### Written instruction
How many lines in the listing below include the word "text"? Answer with the number and nothing else.

### Extracts from a graphics dataset
▼▼▼

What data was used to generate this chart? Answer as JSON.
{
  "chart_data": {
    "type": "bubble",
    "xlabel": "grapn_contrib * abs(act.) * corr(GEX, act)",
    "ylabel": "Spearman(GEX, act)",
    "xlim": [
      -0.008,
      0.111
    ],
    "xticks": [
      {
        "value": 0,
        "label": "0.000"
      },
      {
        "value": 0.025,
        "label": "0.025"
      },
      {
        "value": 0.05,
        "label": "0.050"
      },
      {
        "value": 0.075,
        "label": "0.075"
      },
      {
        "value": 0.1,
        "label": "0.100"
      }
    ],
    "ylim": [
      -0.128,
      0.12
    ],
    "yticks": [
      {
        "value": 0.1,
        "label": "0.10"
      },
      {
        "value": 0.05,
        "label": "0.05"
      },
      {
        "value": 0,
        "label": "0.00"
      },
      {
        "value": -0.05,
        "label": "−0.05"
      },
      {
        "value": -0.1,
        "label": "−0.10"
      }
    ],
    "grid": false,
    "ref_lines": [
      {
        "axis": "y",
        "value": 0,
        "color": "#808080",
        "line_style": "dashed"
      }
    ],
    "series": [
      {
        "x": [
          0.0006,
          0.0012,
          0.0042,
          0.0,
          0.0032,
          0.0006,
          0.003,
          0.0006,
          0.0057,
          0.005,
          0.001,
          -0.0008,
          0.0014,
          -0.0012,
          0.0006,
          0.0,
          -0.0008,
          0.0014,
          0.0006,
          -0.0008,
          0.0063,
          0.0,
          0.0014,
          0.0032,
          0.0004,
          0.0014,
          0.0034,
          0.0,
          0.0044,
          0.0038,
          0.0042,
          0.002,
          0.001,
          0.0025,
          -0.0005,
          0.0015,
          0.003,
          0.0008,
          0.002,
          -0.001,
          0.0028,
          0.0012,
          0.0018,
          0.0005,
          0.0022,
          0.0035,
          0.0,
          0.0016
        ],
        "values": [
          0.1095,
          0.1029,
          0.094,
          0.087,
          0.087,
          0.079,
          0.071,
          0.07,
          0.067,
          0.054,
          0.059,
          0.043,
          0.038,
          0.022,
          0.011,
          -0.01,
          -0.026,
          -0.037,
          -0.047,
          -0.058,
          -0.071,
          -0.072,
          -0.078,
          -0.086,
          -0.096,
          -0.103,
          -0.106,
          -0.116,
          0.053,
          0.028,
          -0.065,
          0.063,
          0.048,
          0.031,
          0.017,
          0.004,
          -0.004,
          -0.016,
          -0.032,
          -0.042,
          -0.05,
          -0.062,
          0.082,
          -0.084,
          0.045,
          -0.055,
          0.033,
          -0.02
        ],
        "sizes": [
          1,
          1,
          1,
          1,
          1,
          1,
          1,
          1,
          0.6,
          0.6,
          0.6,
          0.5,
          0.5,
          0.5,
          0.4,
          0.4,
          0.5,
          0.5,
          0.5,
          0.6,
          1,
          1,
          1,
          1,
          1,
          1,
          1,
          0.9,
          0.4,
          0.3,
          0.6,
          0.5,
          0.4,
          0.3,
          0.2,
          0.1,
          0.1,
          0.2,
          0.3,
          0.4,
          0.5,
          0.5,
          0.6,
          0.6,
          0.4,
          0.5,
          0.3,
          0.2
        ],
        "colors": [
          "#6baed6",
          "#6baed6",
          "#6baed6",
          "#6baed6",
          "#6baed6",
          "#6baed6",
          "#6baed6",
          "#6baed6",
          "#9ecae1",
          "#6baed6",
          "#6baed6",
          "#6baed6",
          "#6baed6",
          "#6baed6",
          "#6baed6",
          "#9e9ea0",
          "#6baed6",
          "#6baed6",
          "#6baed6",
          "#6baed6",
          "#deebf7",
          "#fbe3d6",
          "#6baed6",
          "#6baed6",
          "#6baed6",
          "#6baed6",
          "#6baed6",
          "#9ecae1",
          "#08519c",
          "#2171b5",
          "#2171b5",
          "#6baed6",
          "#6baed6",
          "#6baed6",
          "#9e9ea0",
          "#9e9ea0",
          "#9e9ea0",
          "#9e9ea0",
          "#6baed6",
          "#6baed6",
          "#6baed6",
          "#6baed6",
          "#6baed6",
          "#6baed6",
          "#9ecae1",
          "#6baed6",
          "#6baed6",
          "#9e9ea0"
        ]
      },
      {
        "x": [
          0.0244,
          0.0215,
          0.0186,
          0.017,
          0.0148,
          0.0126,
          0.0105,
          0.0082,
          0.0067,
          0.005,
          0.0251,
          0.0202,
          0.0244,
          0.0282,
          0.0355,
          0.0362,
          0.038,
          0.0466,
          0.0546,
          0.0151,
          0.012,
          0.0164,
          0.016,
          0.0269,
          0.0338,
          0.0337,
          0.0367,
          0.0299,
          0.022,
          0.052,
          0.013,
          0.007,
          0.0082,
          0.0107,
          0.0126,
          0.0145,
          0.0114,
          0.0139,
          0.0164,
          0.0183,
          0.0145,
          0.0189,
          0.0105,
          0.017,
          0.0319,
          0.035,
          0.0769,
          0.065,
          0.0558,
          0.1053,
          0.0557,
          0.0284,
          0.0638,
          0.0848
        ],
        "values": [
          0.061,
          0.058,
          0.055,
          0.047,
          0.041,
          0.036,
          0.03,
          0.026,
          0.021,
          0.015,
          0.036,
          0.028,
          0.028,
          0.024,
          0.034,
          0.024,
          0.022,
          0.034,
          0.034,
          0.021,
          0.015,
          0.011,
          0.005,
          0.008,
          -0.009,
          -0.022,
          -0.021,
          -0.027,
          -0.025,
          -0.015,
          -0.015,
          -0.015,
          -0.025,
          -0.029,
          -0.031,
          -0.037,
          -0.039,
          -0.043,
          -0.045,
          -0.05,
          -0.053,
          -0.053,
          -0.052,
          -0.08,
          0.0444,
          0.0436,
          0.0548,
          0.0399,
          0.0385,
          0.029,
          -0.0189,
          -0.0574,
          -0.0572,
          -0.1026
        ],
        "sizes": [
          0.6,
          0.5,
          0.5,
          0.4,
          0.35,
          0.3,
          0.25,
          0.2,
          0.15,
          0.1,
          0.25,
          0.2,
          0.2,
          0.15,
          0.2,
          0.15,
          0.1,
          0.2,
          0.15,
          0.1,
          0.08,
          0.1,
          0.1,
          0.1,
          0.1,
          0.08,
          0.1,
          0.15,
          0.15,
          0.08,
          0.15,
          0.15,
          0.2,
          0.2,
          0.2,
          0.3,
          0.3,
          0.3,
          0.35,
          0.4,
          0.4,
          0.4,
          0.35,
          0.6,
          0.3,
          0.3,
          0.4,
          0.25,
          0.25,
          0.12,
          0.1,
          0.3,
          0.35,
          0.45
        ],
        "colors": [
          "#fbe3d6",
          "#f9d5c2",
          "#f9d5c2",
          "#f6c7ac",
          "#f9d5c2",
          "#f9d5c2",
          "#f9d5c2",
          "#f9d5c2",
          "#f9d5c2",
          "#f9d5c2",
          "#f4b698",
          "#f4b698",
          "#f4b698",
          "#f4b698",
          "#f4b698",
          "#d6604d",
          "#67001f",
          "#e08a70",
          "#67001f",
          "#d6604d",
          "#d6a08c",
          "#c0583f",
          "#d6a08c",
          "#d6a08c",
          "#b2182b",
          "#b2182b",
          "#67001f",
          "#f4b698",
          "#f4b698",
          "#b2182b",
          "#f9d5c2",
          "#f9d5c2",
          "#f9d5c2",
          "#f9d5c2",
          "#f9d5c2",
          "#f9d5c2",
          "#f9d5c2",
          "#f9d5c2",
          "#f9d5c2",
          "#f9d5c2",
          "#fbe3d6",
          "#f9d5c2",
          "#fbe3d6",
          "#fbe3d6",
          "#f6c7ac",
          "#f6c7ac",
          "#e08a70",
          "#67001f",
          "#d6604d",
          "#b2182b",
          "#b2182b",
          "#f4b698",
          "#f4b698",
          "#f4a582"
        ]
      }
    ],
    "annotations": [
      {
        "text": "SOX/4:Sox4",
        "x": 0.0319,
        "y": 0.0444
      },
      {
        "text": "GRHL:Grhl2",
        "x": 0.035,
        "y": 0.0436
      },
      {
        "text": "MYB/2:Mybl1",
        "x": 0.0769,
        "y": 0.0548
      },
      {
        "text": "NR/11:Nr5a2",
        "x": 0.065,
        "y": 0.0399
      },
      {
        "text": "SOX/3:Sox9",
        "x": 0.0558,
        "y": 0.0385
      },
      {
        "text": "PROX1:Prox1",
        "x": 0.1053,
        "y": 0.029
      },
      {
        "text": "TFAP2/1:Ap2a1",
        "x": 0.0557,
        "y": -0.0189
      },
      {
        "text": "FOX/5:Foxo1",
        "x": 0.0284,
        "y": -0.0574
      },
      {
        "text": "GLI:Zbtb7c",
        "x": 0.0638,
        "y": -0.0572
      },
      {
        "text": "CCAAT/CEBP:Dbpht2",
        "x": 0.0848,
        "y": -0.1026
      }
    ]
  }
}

▲▲▲

### Output below
10